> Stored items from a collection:

┏━━

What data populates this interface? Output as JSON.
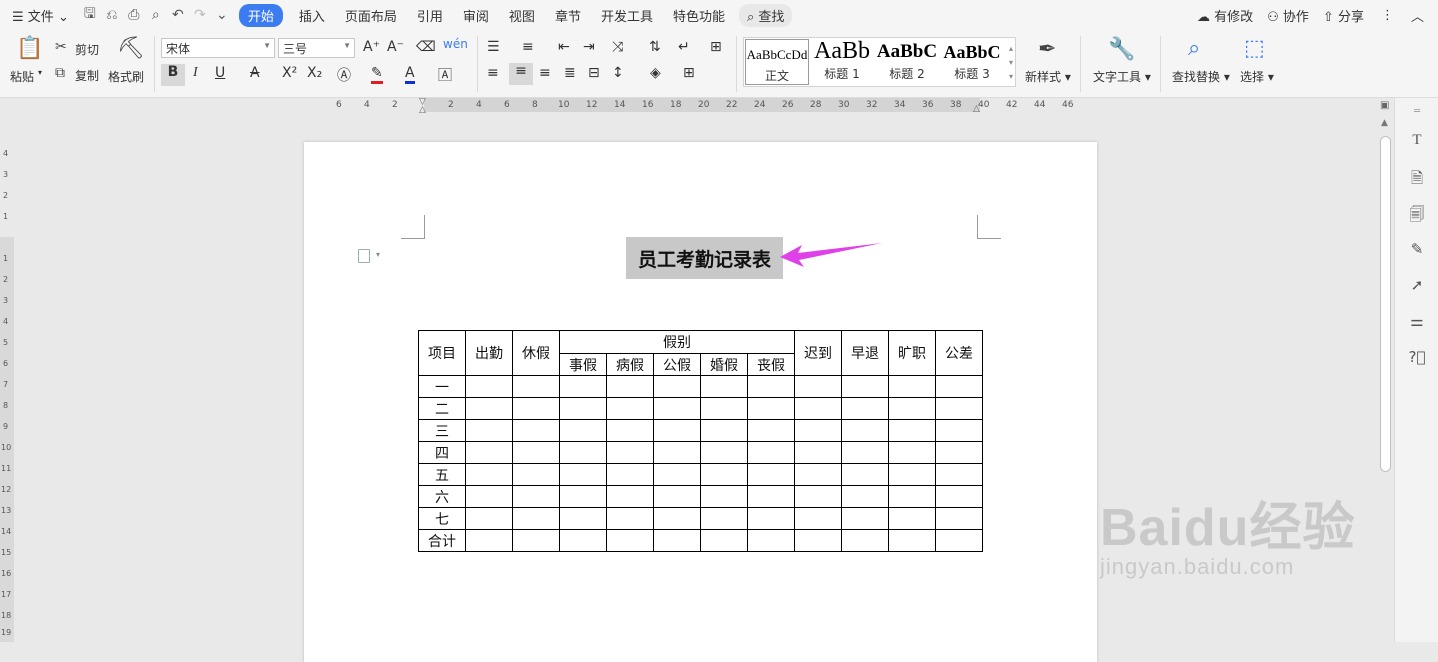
{
  "menubar": {
    "file": "文件",
    "tabs": [
      "开始",
      "插入",
      "页面布局",
      "引用",
      "审阅",
      "视图",
      "章节",
      "开发工具",
      "特色功能"
    ],
    "active_tab": "开始",
    "search": "查找",
    "right": [
      "有修改",
      "协作",
      "分享"
    ]
  },
  "ribbon": {
    "paste": "粘贴",
    "cut": "剪切",
    "copy": "复制",
    "format_painter": "格式刷",
    "font_name": "宋体",
    "font_size": "三号",
    "styles": [
      {
        "sample": "AaBbCcDd",
        "name": "正文"
      },
      {
        "sample": "AaBb",
        "name": "标题 1"
      },
      {
        "sample": "AaBbC",
        "name": "标题 2"
      },
      {
        "sample": "AaBbC",
        "name": "标题 3"
      }
    ],
    "new_style": "新样式",
    "text_tools": "文字工具",
    "find_replace": "查找替换",
    "select": "选择"
  },
  "ruler": {
    "h": [
      "6",
      "4",
      "2",
      "2",
      "4",
      "6",
      "8",
      "10",
      "12",
      "14",
      "16",
      "18",
      "20",
      "22",
      "24",
      "26",
      "28",
      "30",
      "32",
      "34",
      "36",
      "38",
      "40",
      "42",
      "44",
      "46"
    ],
    "v": [
      "4",
      "3",
      "2",
      "1",
      "1",
      "2",
      "3",
      "4",
      "5",
      "6",
      "7",
      "8",
      "9",
      "10",
      "11",
      "12",
      "13",
      "14",
      "15",
      "16",
      "17",
      "18",
      "19"
    ]
  },
  "document": {
    "title": "员工考勤记录表",
    "table": {
      "header_top": [
        "项目",
        "出勤",
        "休假",
        "假别",
        "迟到",
        "早退",
        "旷职",
        "公差"
      ],
      "leave_types": [
        "事假",
        "病假",
        "公假",
        "婚假",
        "丧假"
      ],
      "rows": [
        "一",
        "二",
        "三",
        "四",
        "五",
        "六",
        "七",
        "合计"
      ]
    }
  },
  "watermark": {
    "brand": "Baidu经验",
    "url": "jingyan.baidu.com"
  },
  "colors": {
    "accent": "#3b7cf0",
    "arrow": "#e040e8"
  }
}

┗━━

> Task: The data should be printed again unchanged; leave its pictures out.

> Complete answer:
What data populates this interface? Output as JSON.
{
  "menubar": {
    "file": "文件",
    "tabs": [
      "开始",
      "插入",
      "页面布局",
      "引用",
      "审阅",
      "视图",
      "章节",
      "开发工具",
      "特色功能"
    ],
    "active_tab": "开始",
    "search": "查找",
    "right": [
      "有修改",
      "协作",
      "分享"
    ]
  },
  "ribbon": {
    "paste": "粘贴",
    "cut": "剪切",
    "copy": "复制",
    "format_painter": "格式刷",
    "font_name": "宋体",
    "font_size": "三号",
    "styles": [
      {
        "sample": "AaBbCcDd",
        "name": "正文"
      },
      {
        "sample": "AaBb",
        "name": "标题 1"
      },
      {
        "sample": "AaBbC",
        "name": "标题 2"
      },
      {
        "sample": "AaBbC",
        "name": "标题 3"
      }
    ],
    "new_style": "新样式",
    "text_tools": "文字工具",
    "find_replace": "查找替换",
    "select": "选择"
  },
  "ruler": {
    "h": [
      "6",
      "4",
      "2",
      "2",
      "4",
      "6",
      "8",
      "10",
      "12",
      "14",
      "16",
      "18",
      "20",
      "22",
      "24",
      "26",
      "28",
      "30",
      "32",
      "34",
      "36",
      "38",
      "40",
      "42",
      "44",
      "46"
    ],
    "v": [
      "4",
      "3",
      "2",
      "1",
      "1",
      "2",
      "3",
      "4",
      "5",
      "6",
      "7",
      "8",
      "9",
      "10",
      "11",
      "12",
      "13",
      "14",
      "15",
      "16",
      "17",
      "18",
      "19"
    ]
  },
  "document": {
    "title": "员工考勤记录表",
    "table": {
      "header_top": [
        "项目",
        "出勤",
        "休假",
        "假别",
        "迟到",
        "早退",
        "旷职",
        "公差"
      ],
      "leave_types": [
        "事假",
        "病假",
        "公假",
        "婚假",
        "丧假"
      ],
      "rows": [
        "一",
        "二",
        "三",
        "四",
        "五",
        "六",
        "七",
        "合计"
      ]
    }
  },
  "watermark": {
    "brand": "Baidu经验",
    "url": "jingyan.baidu.com"
  },
  "colors": {
    "accent": "#3b7cf0",
    "arrow": "#e040e8"
  }
}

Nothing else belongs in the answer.